======== DATA FOR THIS TASK

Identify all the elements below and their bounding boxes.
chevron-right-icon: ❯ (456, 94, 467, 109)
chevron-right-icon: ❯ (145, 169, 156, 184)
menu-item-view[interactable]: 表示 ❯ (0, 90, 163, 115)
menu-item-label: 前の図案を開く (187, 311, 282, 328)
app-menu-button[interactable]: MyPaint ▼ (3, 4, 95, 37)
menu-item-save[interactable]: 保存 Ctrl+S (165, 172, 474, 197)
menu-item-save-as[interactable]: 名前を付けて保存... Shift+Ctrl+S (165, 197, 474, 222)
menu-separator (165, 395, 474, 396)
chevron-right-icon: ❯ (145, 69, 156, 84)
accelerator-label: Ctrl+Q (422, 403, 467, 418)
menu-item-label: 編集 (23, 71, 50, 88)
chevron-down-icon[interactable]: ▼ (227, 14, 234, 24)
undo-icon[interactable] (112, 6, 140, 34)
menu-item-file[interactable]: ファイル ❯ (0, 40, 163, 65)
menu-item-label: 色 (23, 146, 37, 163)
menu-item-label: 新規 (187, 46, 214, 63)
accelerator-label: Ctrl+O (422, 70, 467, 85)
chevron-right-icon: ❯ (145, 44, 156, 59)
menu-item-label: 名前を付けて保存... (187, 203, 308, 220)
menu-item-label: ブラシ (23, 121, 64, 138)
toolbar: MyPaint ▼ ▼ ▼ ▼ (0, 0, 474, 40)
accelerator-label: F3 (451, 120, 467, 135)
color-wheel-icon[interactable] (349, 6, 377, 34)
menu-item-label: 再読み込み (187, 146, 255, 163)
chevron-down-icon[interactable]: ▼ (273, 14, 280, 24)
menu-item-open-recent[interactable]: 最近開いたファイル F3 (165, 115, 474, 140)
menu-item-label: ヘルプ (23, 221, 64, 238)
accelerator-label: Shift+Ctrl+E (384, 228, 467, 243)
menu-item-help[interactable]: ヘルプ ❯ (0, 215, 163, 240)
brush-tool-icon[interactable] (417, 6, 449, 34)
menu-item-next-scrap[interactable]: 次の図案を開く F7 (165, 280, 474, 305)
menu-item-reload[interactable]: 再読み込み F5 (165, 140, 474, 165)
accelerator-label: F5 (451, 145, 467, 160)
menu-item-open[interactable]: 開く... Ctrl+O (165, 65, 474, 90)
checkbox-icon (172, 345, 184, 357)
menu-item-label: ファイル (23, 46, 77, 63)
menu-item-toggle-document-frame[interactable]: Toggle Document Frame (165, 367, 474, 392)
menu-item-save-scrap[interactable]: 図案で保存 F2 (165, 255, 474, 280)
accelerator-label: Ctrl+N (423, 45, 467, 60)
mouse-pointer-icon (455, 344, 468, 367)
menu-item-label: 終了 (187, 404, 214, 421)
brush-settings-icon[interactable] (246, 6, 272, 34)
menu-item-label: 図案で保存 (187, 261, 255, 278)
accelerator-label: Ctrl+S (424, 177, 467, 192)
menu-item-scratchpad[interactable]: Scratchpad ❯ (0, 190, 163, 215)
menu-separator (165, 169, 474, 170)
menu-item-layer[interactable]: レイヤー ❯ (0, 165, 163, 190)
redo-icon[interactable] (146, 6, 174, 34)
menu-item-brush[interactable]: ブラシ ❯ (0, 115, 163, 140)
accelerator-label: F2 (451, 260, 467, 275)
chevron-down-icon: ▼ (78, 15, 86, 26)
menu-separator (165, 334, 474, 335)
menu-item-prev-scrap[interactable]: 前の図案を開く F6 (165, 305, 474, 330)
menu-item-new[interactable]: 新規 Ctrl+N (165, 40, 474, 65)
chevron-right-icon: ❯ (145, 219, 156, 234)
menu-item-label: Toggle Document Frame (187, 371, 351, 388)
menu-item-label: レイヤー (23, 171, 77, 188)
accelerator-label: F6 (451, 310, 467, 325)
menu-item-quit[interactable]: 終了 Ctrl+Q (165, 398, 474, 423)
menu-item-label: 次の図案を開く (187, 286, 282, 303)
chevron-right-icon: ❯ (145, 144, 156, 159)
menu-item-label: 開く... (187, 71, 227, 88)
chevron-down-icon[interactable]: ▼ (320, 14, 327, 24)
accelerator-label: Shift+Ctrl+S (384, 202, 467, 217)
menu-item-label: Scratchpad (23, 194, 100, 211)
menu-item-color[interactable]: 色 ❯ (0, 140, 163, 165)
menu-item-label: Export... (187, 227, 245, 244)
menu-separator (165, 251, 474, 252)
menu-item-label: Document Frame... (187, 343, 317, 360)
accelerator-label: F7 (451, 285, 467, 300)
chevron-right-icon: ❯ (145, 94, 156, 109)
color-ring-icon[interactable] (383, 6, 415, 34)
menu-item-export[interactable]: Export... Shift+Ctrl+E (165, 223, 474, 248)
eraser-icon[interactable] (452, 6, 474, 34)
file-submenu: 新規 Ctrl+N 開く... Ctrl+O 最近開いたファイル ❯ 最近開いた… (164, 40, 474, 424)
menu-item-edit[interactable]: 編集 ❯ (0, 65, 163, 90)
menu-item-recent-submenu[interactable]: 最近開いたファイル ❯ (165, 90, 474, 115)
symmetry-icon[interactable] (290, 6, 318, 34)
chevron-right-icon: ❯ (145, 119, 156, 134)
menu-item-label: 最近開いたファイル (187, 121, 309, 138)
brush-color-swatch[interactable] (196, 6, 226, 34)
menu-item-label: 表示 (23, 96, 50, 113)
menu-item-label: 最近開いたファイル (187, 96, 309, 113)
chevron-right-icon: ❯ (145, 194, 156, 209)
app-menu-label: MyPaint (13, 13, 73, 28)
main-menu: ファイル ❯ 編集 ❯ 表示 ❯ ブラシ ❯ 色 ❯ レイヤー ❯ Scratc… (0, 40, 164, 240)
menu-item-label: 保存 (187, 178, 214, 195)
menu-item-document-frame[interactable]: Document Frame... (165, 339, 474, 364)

================

STATED TASK => Transcribe the data above word for word, from the first line through the line containing "menu-item-label: 再読み込み (187, 146, 255, 163)", including both.

SOLUTION =>
Identify all the elements below and their bounding boxes.
chevron-right-icon: ❯ (456, 94, 467, 109)
chevron-right-icon: ❯ (145, 169, 156, 184)
menu-item-view[interactable]: 表示 ❯ (0, 90, 163, 115)
menu-item-label: 前の図案を開く (187, 311, 282, 328)
app-menu-button[interactable]: MyPaint ▼ (3, 4, 95, 37)
menu-item-save[interactable]: 保存 Ctrl+S (165, 172, 474, 197)
menu-item-save-as[interactable]: 名前を付けて保存... Shift+Ctrl+S (165, 197, 474, 222)
menu-separator (165, 395, 474, 396)
chevron-right-icon: ❯ (145, 69, 156, 84)
accelerator-label: Ctrl+Q (422, 403, 467, 418)
menu-item-label: 編集 (23, 71, 50, 88)
chevron-down-icon[interactable]: ▼ (227, 14, 234, 24)
undo-icon[interactable] (112, 6, 140, 34)
menu-item-file[interactable]: ファイル ❯ (0, 40, 163, 65)
menu-item-label: 色 (23, 146, 37, 163)
menu-item-label: 新規 (187, 46, 214, 63)
accelerator-label: Ctrl+O (422, 70, 467, 85)
chevron-right-icon: ❯ (145, 44, 156, 59)
menu-item-label: 名前を付けて保存... (187, 203, 308, 220)
menu-item-label: ブラシ (23, 121, 64, 138)
toolbar: MyPaint ▼ ▼ ▼ ▼ (0, 0, 474, 40)
accelerator-label: F3 (451, 120, 467, 135)
color-wheel-icon[interactable] (349, 6, 377, 34)
menu-item-label: 再読み込み (187, 146, 255, 163)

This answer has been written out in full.